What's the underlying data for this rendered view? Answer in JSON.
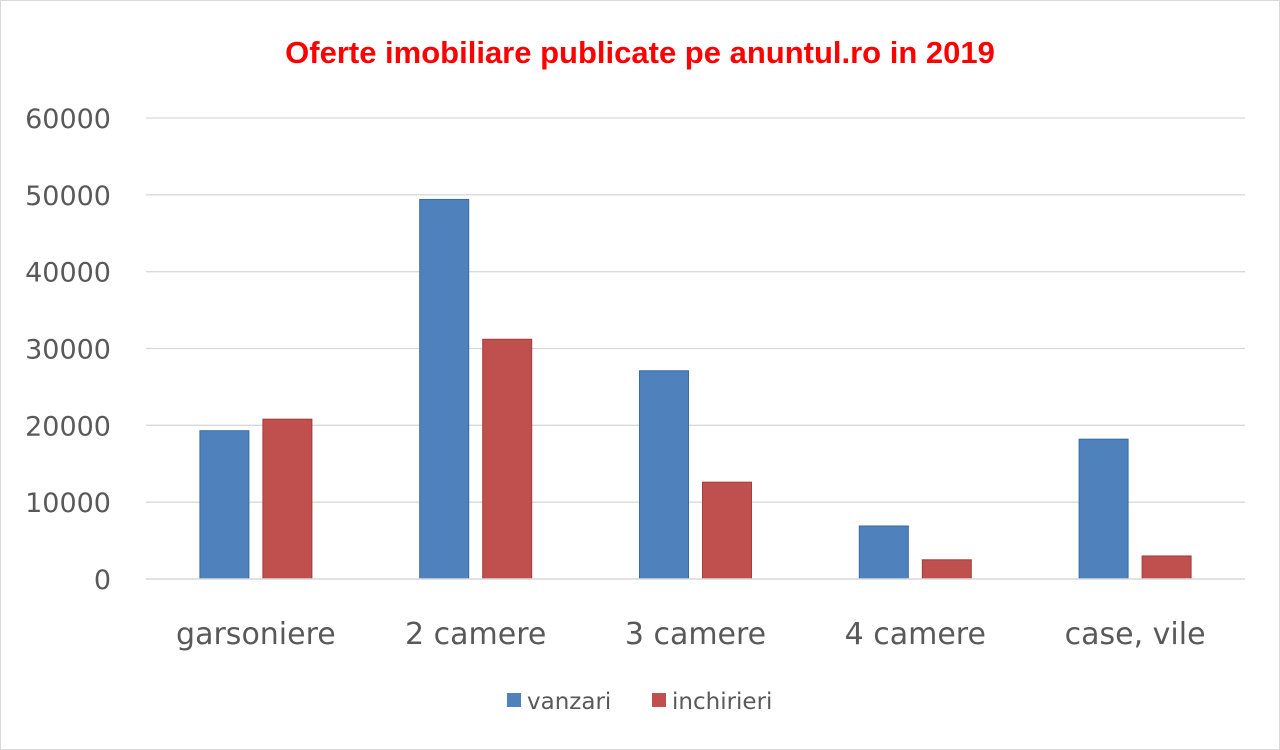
{
  "chart_data": {
    "type": "bar",
    "title": "Oferte imobiliare publicate pe anuntul.ro in 2019",
    "categories": [
      "garsoniere",
      "2 camere",
      "3 camere",
      "4 camere",
      "case, vile"
    ],
    "series": [
      {
        "name": "vanzari",
        "color": "#4f81bd",
        "values": [
          19300,
          49400,
          27100,
          6900,
          18200
        ]
      },
      {
        "name": "inchirieri",
        "color": "#c0504d",
        "values": [
          20800,
          31200,
          12600,
          2500,
          3000
        ]
      }
    ],
    "yticks": [
      "0",
      "10000",
      "20000",
      "30000",
      "40000",
      "50000",
      "60000"
    ],
    "ylim": [
      0,
      60000
    ],
    "grid": true,
    "legend_position": "bottom",
    "title_color": "#ff0000"
  }
}
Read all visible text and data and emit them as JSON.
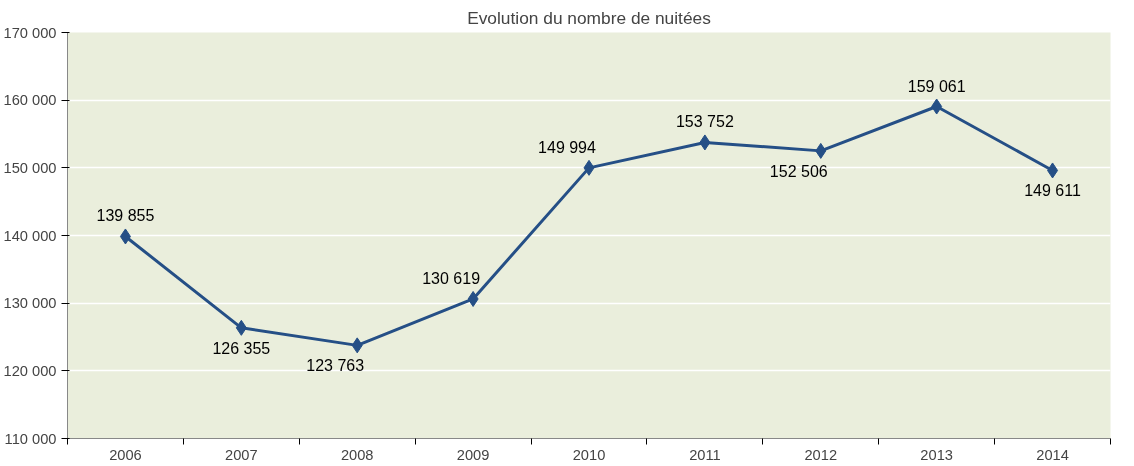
{
  "chart_data": {
    "type": "line",
    "title": "Evolution du nombre de nuitées",
    "categories": [
      "2006",
      "2007",
      "2008",
      "2009",
      "2010",
      "2011",
      "2012",
      "2013",
      "2014"
    ],
    "series": [
      {
        "color": "#254f86",
        "values": [
          139855,
          126355,
          123763,
          130619,
          149994,
          153752,
          152506,
          159061,
          149611
        ]
      }
    ],
    "value_labels": [
      "139 855",
      "126 355",
      "123 763",
      "130 619",
      "149 994",
      "153 752",
      "152 506",
      "159 061",
      "149 611"
    ],
    "ylim": [
      110000,
      170000
    ],
    "yticks": [
      {
        "value": 110000,
        "label": "110 000"
      },
      {
        "value": 120000,
        "label": "120 000"
      },
      {
        "value": 130000,
        "label": "130 000"
      },
      {
        "value": 140000,
        "label": "140 000"
      },
      {
        "value": 150000,
        "label": "150 000"
      },
      {
        "value": 160000,
        "label": "160 000"
      },
      {
        "value": 170000,
        "label": "170 000"
      }
    ],
    "grid": "y",
    "marker": "diamond",
    "line_style": "solid"
  }
}
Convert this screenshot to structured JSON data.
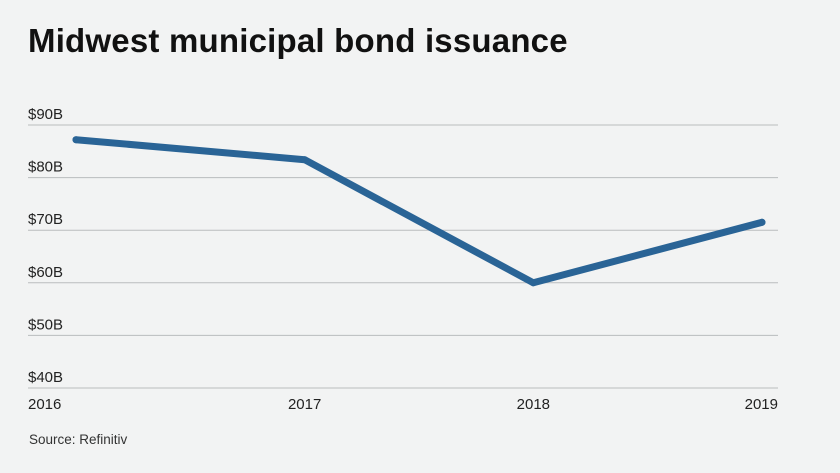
{
  "colors": {
    "background": "#f2f3f3",
    "line": "#2a6496",
    "grid": "#b9bcbe",
    "text": "#222222"
  },
  "chart_data": {
    "type": "line",
    "title": "Midwest municipal bond issuance",
    "source": "Source: Refinitiv",
    "xlabel": "",
    "ylabel": "",
    "x": [
      "2016",
      "2017",
      "2018",
      "2019"
    ],
    "series": [
      {
        "values": [
          87.2,
          83.4,
          60.0,
          71.5
        ]
      }
    ],
    "ylim": [
      40,
      90
    ],
    "yticks": [
      40,
      50,
      60,
      70,
      80,
      90
    ],
    "ytick_labels": [
      "$40B",
      "$50B",
      "$60B",
      "$70B",
      "$80B",
      "$90B"
    ],
    "grid": true,
    "legend": "none"
  }
}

| Task to complete |
Make an exact copy of every record, pictures excluded.

| Response |
What's the underlying data for this rendered view? Answer in JSON.
{
  "chart_data": {
    "type": "bar",
    "title": "Oferte imobiliare publicate pe anuntul.ro in 2019",
    "categories": [
      "garsoniere",
      "2 camere",
      "3 camere",
      "4 camere",
      "case, vile"
    ],
    "series": [
      {
        "name": "vanzari",
        "color": "#4f81bd",
        "values": [
          19300,
          49400,
          27100,
          6900,
          18200
        ]
      },
      {
        "name": "inchirieri",
        "color": "#c0504d",
        "values": [
          20800,
          31200,
          12600,
          2500,
          3000
        ]
      }
    ],
    "yticks": [
      "0",
      "10000",
      "20000",
      "30000",
      "40000",
      "50000",
      "60000"
    ],
    "ylim": [
      0,
      60000
    ],
    "grid": true,
    "legend_position": "bottom",
    "title_color": "#ff0000"
  }
}
Read all visible text and data and emit them as JSON.
{
  "chart_data": {
    "type": "line",
    "title": "Evolution du nombre de nuitées",
    "categories": [
      "2006",
      "2007",
      "2008",
      "2009",
      "2010",
      "2011",
      "2012",
      "2013",
      "2014"
    ],
    "series": [
      {
        "color": "#254f86",
        "values": [
          139855,
          126355,
          123763,
          130619,
          149994,
          153752,
          152506,
          159061,
          149611
        ]
      }
    ],
    "value_labels": [
      "139 855",
      "126 355",
      "123 763",
      "130 619",
      "149 994",
      "153 752",
      "152 506",
      "159 061",
      "149 611"
    ],
    "ylim": [
      110000,
      170000
    ],
    "yticks": [
      {
        "value": 110000,
        "label": "110 000"
      },
      {
        "value": 120000,
        "label": "120 000"
      },
      {
        "value": 130000,
        "label": "130 000"
      },
      {
        "value": 140000,
        "label": "140 000"
      },
      {
        "value": 150000,
        "label": "150 000"
      },
      {
        "value": 160000,
        "label": "160 000"
      },
      {
        "value": 170000,
        "label": "170 000"
      }
    ],
    "grid": "y",
    "marker": "diamond",
    "line_style": "solid"
  }
}
Convert this screenshot to structured JSON data.
{
  "colors": {
    "background": "#f2f3f3",
    "line": "#2a6496",
    "grid": "#b9bcbe",
    "text": "#222222"
  },
  "chart_data": {
    "type": "line",
    "title": "Midwest municipal bond issuance",
    "source": "Source: Refinitiv",
    "xlabel": "",
    "ylabel": "",
    "x": [
      "2016",
      "2017",
      "2018",
      "2019"
    ],
    "series": [
      {
        "values": [
          87.2,
          83.4,
          60.0,
          71.5
        ]
      }
    ],
    "ylim": [
      40,
      90
    ],
    "yticks": [
      40,
      50,
      60,
      70,
      80,
      90
    ],
    "ytick_labels": [
      "$40B",
      "$50B",
      "$60B",
      "$70B",
      "$80B",
      "$90B"
    ],
    "grid": true,
    "legend": "none"
  }
}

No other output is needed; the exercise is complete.